[Dataset entries]
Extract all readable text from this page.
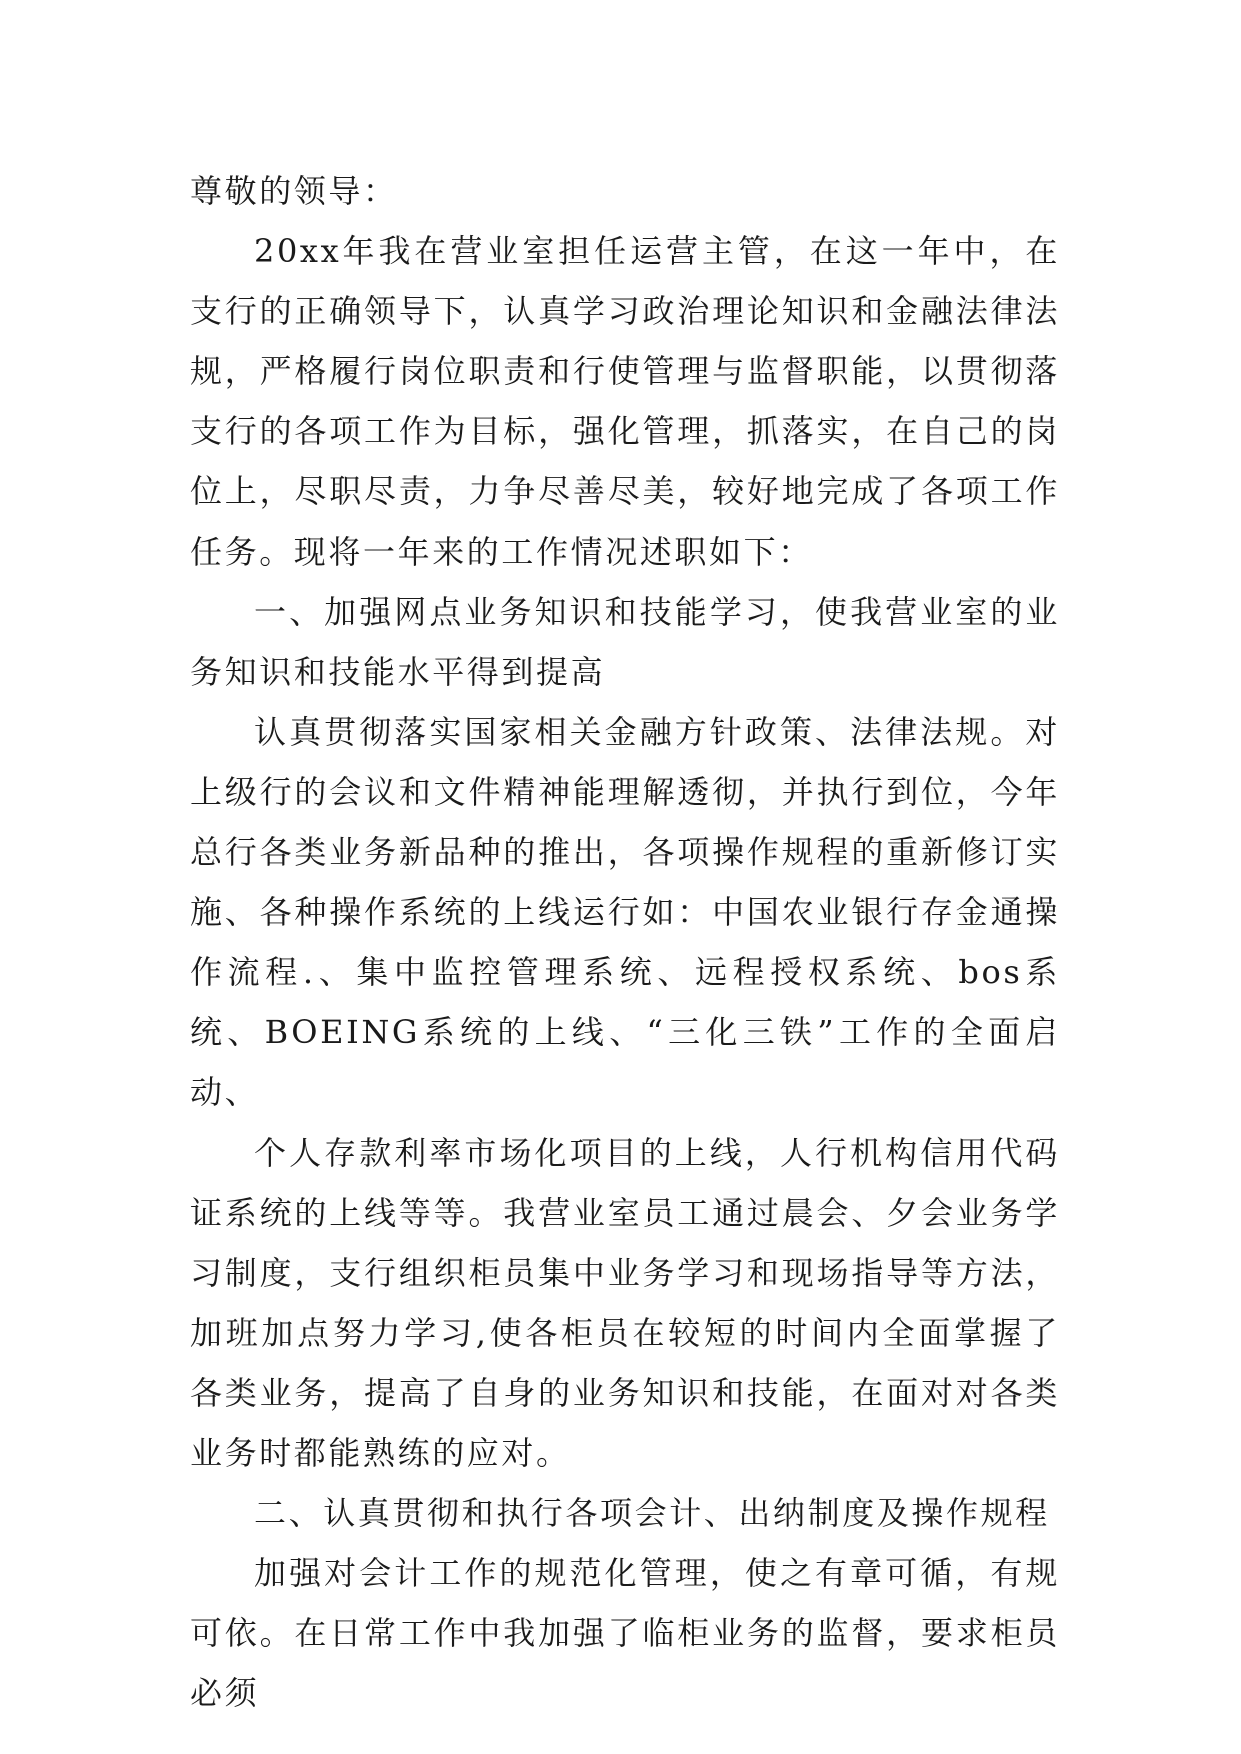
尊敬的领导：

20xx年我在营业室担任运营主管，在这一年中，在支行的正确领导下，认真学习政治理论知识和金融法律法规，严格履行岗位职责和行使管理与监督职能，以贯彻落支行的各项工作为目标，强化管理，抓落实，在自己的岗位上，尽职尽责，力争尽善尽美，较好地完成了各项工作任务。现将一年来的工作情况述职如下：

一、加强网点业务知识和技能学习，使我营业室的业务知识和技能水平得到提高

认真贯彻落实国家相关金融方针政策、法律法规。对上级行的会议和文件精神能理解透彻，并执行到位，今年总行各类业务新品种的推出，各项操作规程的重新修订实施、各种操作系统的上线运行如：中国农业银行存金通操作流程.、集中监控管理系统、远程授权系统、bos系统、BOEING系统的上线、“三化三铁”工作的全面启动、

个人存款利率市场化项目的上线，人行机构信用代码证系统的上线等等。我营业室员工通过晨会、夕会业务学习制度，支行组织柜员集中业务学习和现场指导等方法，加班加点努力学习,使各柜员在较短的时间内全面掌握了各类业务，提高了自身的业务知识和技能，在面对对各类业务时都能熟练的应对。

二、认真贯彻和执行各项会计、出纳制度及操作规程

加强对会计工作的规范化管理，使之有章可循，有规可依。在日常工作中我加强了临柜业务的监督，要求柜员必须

--

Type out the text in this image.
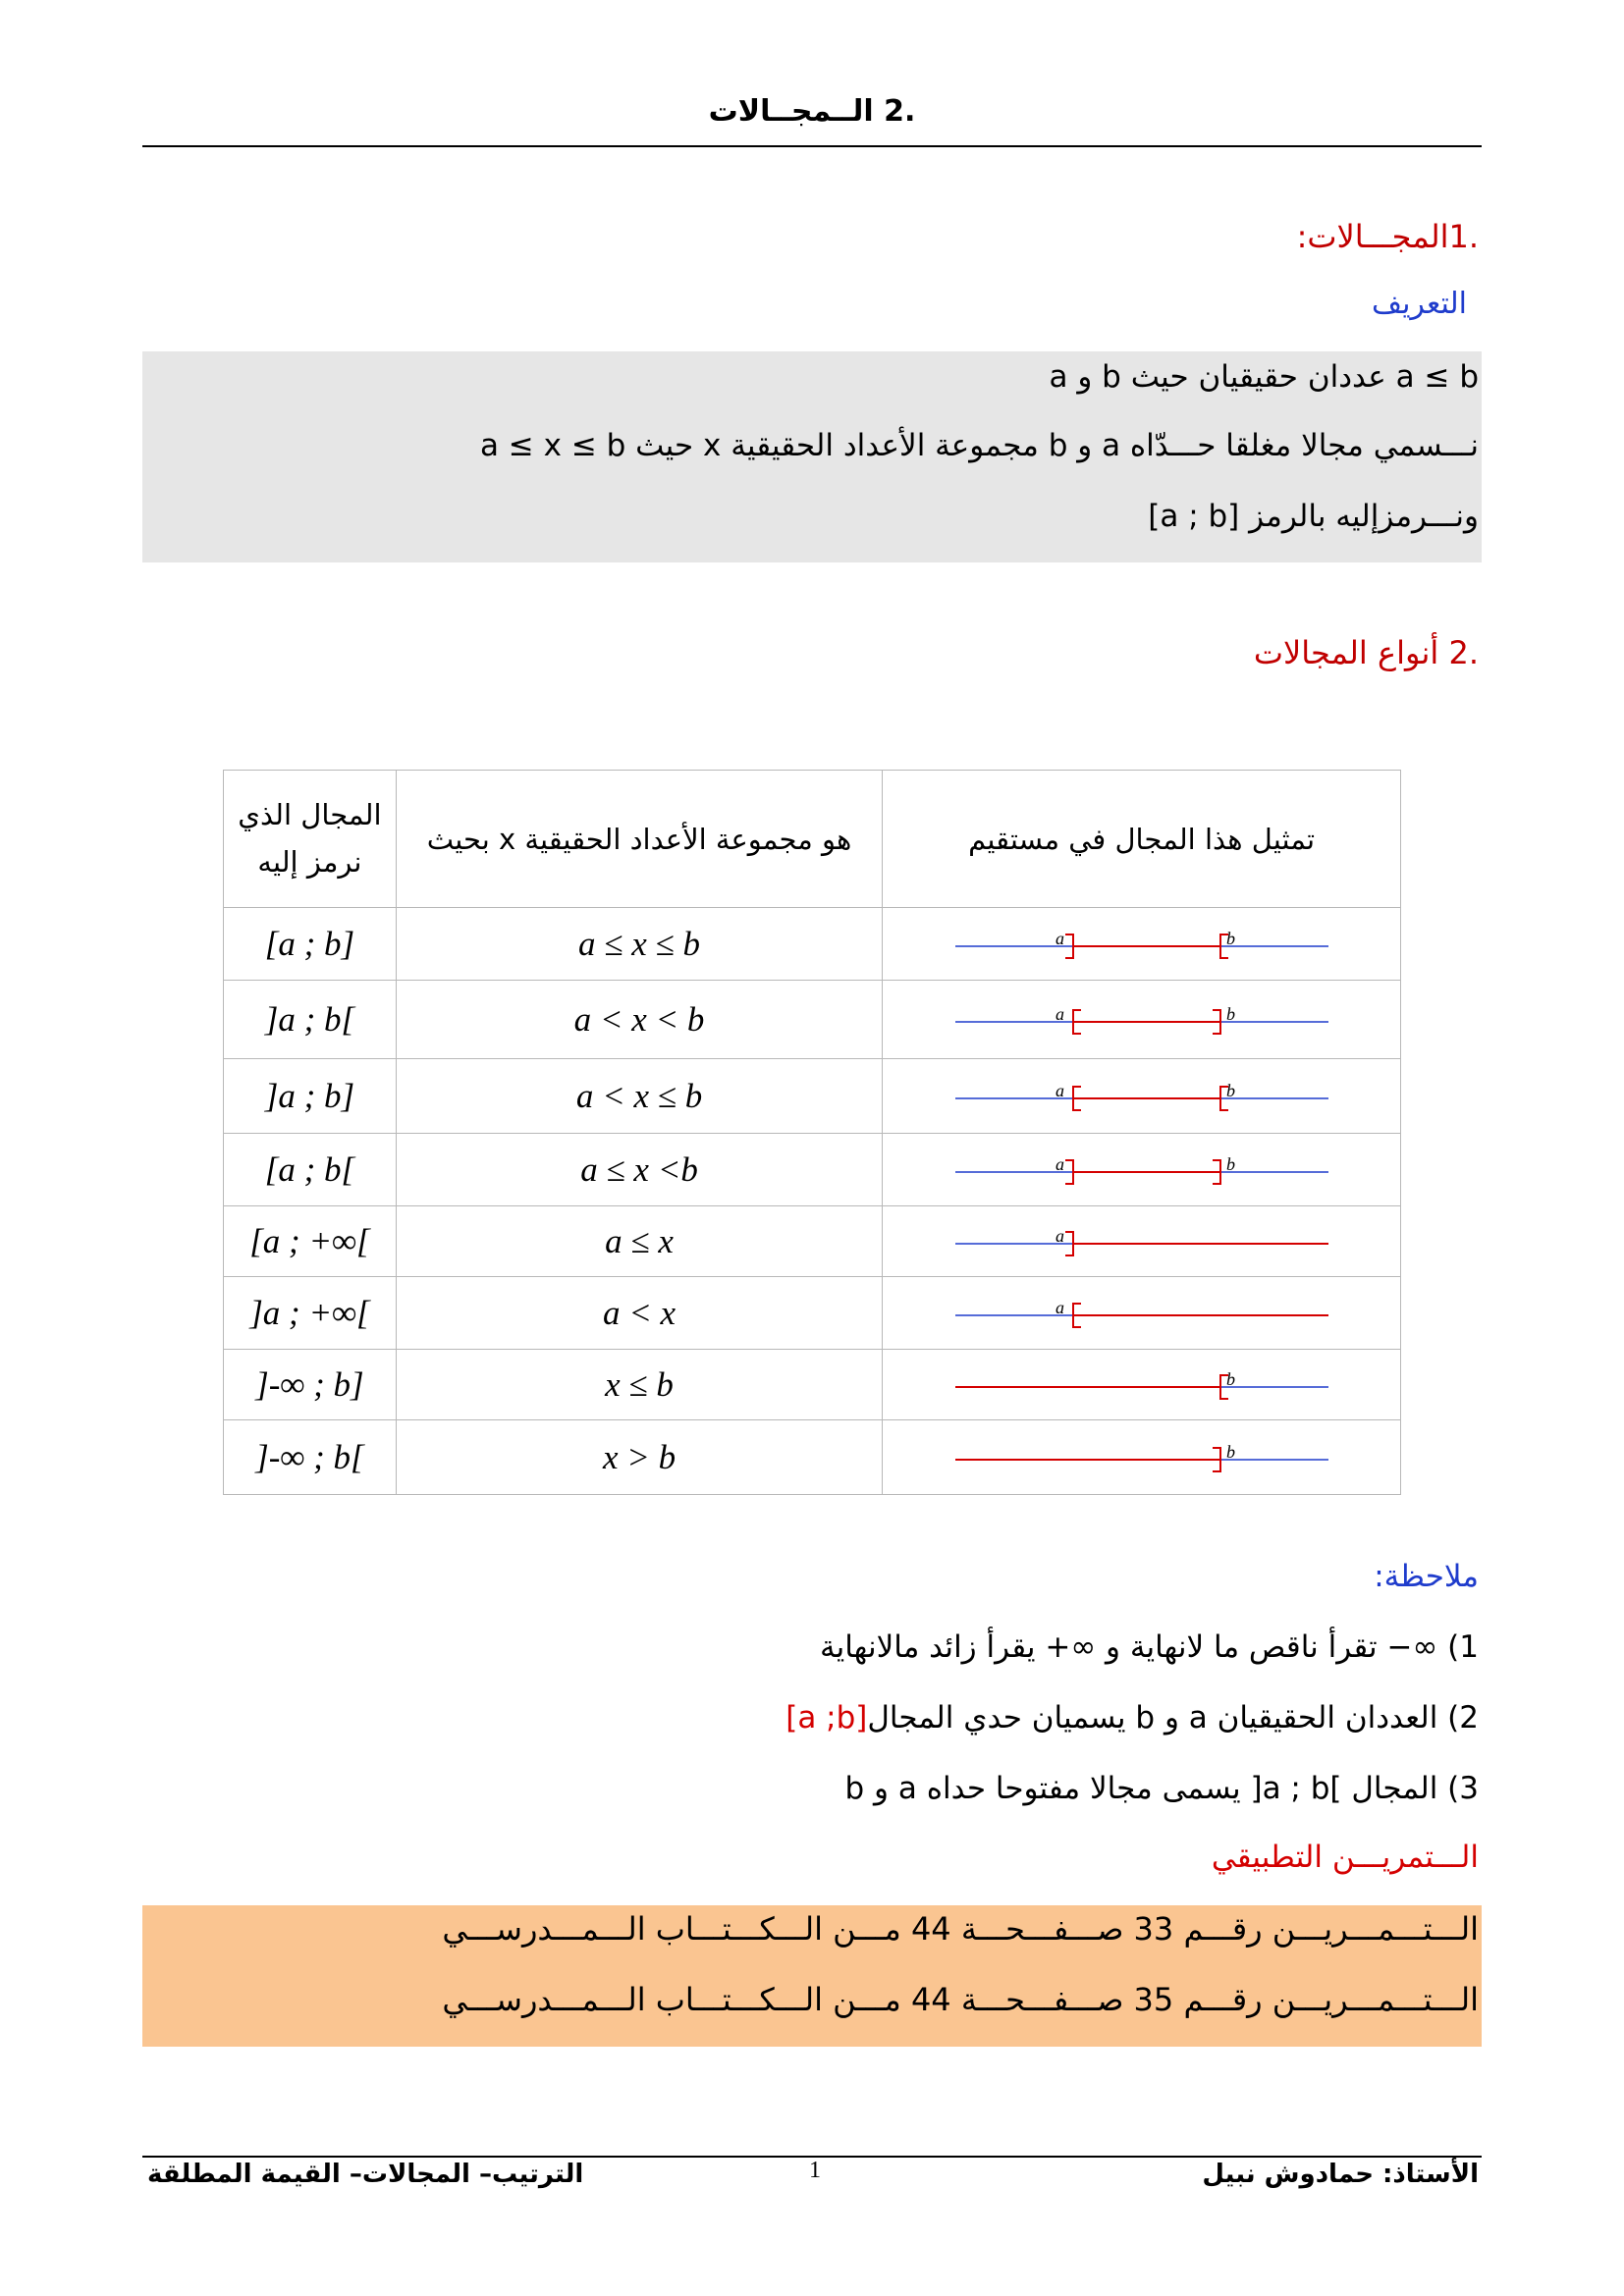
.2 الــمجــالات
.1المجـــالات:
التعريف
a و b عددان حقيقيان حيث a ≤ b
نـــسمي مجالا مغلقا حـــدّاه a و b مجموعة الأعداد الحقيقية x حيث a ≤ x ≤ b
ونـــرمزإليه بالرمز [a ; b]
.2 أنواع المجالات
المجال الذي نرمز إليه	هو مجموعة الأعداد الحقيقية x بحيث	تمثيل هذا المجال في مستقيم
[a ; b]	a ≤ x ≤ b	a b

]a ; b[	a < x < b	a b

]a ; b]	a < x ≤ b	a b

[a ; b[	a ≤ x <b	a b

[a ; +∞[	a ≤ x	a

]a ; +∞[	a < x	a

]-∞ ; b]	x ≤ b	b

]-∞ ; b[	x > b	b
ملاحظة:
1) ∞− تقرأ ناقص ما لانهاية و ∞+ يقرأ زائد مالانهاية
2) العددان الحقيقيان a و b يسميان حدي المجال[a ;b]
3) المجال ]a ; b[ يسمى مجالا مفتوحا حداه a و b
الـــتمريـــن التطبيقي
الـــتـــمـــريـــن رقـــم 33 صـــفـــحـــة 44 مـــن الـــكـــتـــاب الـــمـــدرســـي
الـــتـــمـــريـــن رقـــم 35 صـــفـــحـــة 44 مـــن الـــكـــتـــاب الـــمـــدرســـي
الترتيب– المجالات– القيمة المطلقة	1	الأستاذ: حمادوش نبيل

==

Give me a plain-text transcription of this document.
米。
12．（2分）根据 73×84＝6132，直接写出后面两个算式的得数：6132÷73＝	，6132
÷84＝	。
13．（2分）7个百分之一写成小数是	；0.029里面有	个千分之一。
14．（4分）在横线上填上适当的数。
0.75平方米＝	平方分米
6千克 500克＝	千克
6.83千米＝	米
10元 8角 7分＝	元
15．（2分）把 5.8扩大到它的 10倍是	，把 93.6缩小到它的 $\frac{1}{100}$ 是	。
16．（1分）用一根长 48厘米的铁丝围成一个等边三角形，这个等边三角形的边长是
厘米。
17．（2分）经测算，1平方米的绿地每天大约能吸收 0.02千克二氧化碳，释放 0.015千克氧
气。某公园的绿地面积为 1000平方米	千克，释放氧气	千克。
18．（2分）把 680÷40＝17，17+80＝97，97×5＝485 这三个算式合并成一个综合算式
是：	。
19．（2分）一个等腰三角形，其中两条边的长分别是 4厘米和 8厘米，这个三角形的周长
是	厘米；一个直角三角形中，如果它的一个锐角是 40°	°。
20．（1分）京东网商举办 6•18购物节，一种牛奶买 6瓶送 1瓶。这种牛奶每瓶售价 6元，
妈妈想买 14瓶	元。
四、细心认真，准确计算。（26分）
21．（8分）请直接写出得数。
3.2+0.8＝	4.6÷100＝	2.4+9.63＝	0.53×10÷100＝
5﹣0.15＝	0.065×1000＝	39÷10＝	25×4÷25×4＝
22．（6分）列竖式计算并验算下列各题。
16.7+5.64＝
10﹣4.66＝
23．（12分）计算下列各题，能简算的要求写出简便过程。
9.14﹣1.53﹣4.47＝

▶ **Exercise instructions**
Your answer should be one number: how many lines in the material above contain the string "الحقيقية".

▶ **Reply to the task**
2